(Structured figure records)
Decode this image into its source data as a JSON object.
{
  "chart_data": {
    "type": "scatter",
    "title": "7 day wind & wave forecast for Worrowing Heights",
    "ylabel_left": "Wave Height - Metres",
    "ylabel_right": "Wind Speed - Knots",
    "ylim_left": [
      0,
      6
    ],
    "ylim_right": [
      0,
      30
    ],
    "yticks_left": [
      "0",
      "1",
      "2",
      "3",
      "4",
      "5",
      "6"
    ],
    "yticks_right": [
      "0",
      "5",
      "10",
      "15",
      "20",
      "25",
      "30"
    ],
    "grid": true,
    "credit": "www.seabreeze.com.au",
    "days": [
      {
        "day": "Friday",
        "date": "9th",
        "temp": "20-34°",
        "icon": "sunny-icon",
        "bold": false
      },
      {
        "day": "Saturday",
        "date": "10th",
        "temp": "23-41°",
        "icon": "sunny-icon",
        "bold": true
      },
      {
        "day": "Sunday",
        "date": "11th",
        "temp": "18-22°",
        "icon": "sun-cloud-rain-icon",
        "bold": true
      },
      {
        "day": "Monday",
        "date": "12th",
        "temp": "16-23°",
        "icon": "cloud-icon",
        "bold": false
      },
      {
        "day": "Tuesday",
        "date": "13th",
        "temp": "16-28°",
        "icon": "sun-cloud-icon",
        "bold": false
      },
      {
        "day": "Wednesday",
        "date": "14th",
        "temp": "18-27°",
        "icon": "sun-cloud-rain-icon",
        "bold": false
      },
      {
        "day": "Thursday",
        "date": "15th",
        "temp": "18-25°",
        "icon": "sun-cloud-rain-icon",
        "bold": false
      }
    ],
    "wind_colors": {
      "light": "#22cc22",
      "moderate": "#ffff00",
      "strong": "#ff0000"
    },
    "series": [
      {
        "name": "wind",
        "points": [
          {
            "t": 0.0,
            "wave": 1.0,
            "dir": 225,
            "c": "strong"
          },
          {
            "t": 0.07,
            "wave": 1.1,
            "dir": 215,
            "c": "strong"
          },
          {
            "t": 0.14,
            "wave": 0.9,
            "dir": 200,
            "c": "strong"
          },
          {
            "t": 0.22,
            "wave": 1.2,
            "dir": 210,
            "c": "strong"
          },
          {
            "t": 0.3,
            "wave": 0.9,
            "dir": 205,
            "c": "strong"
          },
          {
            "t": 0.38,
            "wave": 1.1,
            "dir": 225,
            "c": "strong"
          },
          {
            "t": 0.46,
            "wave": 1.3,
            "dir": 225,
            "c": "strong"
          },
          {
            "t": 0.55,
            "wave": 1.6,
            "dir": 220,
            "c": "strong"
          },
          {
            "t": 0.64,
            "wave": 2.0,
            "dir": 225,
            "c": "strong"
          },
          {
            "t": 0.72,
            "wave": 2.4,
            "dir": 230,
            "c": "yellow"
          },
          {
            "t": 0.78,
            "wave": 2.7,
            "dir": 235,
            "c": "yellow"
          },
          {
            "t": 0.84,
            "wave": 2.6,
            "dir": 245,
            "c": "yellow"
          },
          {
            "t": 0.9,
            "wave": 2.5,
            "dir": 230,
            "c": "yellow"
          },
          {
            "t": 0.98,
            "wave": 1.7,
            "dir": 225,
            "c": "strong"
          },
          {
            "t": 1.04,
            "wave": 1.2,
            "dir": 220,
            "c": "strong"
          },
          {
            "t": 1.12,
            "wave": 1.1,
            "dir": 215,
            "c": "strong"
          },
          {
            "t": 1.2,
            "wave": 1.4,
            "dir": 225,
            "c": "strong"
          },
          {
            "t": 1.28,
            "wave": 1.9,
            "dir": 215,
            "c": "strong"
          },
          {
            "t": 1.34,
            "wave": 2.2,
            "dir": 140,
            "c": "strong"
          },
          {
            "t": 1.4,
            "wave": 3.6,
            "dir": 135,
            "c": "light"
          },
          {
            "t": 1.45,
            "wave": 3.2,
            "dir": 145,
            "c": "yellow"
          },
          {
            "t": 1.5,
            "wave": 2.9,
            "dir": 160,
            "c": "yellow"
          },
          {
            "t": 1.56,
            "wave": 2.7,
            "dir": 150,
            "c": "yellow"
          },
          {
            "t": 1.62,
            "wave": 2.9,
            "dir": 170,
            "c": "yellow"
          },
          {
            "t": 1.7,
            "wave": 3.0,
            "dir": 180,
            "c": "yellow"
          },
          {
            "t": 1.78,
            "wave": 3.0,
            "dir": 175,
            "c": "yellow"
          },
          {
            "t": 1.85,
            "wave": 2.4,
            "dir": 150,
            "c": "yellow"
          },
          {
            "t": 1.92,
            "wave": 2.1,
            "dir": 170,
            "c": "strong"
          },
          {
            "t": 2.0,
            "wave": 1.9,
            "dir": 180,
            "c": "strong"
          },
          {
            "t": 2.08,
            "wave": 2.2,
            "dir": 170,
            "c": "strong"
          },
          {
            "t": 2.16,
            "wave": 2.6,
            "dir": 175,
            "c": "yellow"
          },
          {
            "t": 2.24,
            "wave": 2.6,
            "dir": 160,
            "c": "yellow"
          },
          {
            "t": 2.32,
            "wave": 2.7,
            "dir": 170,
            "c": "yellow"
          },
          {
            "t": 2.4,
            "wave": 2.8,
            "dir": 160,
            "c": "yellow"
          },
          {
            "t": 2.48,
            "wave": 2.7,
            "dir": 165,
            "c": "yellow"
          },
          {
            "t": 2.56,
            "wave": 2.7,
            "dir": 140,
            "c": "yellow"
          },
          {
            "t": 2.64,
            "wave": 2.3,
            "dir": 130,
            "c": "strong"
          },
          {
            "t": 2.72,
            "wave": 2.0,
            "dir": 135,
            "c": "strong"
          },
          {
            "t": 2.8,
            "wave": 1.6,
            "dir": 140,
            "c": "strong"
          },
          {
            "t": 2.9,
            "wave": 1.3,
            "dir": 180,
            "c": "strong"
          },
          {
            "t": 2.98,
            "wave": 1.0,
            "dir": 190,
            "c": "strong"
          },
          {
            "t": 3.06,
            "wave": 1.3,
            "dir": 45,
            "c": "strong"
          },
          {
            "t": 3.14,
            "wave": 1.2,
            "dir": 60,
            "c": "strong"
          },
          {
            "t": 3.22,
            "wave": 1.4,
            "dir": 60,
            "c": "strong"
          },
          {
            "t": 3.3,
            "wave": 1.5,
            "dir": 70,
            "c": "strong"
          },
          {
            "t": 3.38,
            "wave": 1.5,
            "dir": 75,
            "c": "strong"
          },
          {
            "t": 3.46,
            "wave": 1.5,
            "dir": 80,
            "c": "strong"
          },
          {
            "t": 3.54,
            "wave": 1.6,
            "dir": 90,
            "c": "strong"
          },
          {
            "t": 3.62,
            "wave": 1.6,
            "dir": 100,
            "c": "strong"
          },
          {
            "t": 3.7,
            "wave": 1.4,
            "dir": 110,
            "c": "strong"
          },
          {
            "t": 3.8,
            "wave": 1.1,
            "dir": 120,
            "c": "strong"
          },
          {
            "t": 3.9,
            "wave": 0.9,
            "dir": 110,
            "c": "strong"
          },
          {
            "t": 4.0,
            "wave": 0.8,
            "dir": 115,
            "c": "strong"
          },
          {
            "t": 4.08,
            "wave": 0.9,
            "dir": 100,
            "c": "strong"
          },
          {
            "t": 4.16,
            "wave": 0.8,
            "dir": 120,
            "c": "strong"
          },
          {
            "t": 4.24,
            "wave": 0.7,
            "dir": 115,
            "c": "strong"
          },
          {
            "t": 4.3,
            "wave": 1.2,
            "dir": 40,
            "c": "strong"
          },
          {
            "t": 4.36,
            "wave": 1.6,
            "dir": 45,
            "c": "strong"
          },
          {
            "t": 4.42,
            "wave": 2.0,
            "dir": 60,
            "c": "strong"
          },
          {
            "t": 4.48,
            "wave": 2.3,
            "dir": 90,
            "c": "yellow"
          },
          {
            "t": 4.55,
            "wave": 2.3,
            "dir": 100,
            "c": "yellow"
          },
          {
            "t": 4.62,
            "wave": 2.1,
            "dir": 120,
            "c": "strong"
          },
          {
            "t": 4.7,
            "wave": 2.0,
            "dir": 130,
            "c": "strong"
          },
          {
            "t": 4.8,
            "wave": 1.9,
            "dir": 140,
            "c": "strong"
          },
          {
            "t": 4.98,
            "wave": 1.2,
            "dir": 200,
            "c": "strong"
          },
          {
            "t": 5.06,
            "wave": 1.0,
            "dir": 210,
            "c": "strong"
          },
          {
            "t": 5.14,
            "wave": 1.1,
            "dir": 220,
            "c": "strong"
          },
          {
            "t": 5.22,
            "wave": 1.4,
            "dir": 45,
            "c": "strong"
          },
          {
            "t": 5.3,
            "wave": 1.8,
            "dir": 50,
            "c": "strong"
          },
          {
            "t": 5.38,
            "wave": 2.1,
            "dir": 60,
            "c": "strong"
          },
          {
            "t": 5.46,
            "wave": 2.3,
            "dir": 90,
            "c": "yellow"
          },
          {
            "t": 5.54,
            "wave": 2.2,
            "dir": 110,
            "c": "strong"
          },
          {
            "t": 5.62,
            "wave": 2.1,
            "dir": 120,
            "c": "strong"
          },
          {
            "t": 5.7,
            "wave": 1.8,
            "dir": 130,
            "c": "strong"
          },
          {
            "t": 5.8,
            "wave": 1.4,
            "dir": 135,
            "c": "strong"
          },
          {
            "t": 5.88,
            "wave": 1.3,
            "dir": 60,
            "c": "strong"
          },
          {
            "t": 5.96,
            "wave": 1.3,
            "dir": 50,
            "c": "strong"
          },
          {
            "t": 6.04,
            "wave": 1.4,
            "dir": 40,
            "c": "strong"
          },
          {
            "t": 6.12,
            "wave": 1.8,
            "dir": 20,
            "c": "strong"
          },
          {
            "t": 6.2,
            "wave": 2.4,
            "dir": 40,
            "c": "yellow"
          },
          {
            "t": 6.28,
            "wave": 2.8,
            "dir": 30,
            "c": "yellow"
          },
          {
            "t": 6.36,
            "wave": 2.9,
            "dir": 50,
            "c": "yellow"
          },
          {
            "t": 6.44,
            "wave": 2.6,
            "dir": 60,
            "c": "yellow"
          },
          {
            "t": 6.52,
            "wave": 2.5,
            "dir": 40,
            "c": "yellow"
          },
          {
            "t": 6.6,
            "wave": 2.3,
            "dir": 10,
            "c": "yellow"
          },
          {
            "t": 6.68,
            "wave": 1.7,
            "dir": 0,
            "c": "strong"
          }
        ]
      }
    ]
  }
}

_What to do_. Above are the records. Copy every line in them holding "temp".

_Right answer_.
        "temp": "20-34°",
        "temp": "23-41°",
        "temp": "18-22°",
        "temp": "16-23°",
        "temp": "16-28°",
        "temp": "18-27°",
        "temp": "18-25°",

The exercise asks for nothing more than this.